» PROBLEM DESCRIPTION: Wherever a line below holds the word "sons", copy that line.

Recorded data
....................

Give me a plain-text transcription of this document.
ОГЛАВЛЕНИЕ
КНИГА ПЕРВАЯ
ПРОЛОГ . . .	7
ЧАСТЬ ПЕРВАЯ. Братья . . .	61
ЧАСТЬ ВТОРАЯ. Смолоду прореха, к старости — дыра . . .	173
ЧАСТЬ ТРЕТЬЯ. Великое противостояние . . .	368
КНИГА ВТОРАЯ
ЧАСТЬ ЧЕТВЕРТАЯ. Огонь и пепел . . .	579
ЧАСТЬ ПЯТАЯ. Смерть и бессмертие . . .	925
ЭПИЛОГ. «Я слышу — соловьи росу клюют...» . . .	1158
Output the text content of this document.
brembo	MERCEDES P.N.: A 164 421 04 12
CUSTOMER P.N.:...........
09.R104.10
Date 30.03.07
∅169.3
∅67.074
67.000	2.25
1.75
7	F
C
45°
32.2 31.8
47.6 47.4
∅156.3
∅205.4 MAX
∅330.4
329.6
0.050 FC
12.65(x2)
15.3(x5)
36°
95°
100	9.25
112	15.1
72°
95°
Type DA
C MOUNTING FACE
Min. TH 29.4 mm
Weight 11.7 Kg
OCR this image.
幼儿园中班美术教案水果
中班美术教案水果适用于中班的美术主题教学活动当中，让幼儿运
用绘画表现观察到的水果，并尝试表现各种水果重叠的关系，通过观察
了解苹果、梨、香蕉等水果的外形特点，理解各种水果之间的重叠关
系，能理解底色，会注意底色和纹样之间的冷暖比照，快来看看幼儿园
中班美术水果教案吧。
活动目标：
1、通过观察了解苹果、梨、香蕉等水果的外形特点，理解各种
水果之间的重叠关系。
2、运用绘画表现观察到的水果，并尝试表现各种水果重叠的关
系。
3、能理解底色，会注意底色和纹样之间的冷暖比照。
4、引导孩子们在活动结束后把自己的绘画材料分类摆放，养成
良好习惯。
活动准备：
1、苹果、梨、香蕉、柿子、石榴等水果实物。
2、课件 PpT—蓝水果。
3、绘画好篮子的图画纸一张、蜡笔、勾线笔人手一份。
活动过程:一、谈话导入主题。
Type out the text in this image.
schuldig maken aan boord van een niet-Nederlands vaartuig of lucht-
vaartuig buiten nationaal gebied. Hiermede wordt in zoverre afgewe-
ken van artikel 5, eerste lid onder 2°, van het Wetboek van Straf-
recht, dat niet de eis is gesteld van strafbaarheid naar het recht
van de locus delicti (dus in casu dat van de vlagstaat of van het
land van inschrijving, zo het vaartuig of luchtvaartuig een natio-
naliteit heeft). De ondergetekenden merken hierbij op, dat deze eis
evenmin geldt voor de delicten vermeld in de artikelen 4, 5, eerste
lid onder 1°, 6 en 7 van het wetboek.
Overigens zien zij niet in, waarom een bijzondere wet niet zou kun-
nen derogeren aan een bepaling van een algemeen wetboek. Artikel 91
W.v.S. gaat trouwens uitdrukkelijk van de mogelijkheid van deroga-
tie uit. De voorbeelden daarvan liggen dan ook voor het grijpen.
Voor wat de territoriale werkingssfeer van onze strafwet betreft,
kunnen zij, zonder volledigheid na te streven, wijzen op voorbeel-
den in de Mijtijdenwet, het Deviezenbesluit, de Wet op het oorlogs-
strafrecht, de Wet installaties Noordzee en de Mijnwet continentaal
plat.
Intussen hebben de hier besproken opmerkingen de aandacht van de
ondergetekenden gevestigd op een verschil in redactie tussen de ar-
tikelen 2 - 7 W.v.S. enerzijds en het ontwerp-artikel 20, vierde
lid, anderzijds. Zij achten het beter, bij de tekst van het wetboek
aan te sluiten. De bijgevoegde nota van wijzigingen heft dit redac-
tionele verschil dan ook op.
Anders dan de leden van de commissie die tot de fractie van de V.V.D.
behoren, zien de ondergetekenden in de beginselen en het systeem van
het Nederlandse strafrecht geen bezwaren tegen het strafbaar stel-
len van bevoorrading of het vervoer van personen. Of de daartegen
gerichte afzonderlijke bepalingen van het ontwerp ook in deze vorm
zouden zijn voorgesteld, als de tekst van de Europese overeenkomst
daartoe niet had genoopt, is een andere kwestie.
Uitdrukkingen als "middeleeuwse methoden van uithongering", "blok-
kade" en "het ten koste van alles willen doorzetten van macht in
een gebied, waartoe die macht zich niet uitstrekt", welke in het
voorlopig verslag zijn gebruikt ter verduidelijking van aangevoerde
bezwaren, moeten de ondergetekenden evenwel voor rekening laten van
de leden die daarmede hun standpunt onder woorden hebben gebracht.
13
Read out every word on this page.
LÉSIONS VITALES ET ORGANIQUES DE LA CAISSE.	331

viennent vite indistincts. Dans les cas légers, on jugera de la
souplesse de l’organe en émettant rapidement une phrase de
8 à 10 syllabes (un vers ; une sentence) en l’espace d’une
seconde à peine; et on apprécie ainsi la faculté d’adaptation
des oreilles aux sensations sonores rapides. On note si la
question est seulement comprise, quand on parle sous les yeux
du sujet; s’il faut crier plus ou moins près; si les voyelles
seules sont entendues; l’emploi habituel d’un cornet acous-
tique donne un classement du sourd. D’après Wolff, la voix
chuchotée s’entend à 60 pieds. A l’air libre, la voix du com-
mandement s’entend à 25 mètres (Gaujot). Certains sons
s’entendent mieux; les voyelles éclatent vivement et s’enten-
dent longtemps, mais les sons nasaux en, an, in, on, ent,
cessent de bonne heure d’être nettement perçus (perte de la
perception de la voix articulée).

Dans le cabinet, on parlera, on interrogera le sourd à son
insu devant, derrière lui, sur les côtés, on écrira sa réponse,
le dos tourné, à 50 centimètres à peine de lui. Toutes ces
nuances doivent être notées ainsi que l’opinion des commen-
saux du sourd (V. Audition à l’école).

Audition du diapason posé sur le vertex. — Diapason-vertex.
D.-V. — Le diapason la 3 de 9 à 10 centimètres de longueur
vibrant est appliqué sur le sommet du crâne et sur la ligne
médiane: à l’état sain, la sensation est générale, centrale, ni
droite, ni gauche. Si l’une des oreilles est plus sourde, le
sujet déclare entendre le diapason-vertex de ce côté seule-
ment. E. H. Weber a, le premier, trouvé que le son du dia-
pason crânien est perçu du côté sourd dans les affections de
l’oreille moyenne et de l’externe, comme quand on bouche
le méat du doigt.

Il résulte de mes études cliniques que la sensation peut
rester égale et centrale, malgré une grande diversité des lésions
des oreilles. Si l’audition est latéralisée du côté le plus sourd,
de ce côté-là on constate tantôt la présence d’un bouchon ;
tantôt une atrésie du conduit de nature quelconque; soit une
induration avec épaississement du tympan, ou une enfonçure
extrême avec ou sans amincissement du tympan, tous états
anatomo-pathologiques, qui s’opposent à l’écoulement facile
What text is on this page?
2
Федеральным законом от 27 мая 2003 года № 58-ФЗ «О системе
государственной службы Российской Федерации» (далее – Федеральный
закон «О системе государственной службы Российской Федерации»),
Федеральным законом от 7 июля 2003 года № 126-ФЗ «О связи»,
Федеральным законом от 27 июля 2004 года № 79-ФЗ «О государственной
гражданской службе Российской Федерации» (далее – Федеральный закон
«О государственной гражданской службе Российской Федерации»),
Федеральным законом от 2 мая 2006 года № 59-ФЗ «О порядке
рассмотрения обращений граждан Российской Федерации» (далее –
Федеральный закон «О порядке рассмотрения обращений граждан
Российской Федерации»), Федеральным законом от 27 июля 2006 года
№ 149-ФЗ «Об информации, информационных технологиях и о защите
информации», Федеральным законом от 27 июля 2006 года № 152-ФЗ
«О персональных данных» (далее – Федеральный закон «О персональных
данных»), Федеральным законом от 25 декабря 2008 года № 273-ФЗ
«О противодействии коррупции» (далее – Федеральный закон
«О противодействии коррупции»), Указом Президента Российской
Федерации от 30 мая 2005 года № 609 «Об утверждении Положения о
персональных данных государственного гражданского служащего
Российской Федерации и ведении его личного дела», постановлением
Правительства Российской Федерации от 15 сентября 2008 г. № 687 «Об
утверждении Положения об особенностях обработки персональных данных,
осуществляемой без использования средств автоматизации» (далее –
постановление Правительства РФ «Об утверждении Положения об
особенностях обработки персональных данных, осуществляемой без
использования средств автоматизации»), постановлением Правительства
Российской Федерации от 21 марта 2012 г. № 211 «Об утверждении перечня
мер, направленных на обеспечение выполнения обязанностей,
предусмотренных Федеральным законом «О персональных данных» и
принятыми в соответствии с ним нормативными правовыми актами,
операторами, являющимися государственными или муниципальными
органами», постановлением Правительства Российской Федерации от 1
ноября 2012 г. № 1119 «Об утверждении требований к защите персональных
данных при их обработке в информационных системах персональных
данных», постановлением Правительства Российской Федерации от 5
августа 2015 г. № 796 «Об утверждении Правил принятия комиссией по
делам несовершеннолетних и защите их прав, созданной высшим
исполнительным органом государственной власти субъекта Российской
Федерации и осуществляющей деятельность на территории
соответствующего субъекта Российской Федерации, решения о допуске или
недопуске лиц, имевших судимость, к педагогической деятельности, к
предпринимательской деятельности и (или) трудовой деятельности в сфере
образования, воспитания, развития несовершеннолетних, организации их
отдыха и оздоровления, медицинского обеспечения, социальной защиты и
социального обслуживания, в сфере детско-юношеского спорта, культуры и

....................

» EXERCISE ANSWER:
mandement s’entend à 25 mètres (Gaujot). Certains sons
dent longtemps, mais les sons nasaux en, an, in, on, ent,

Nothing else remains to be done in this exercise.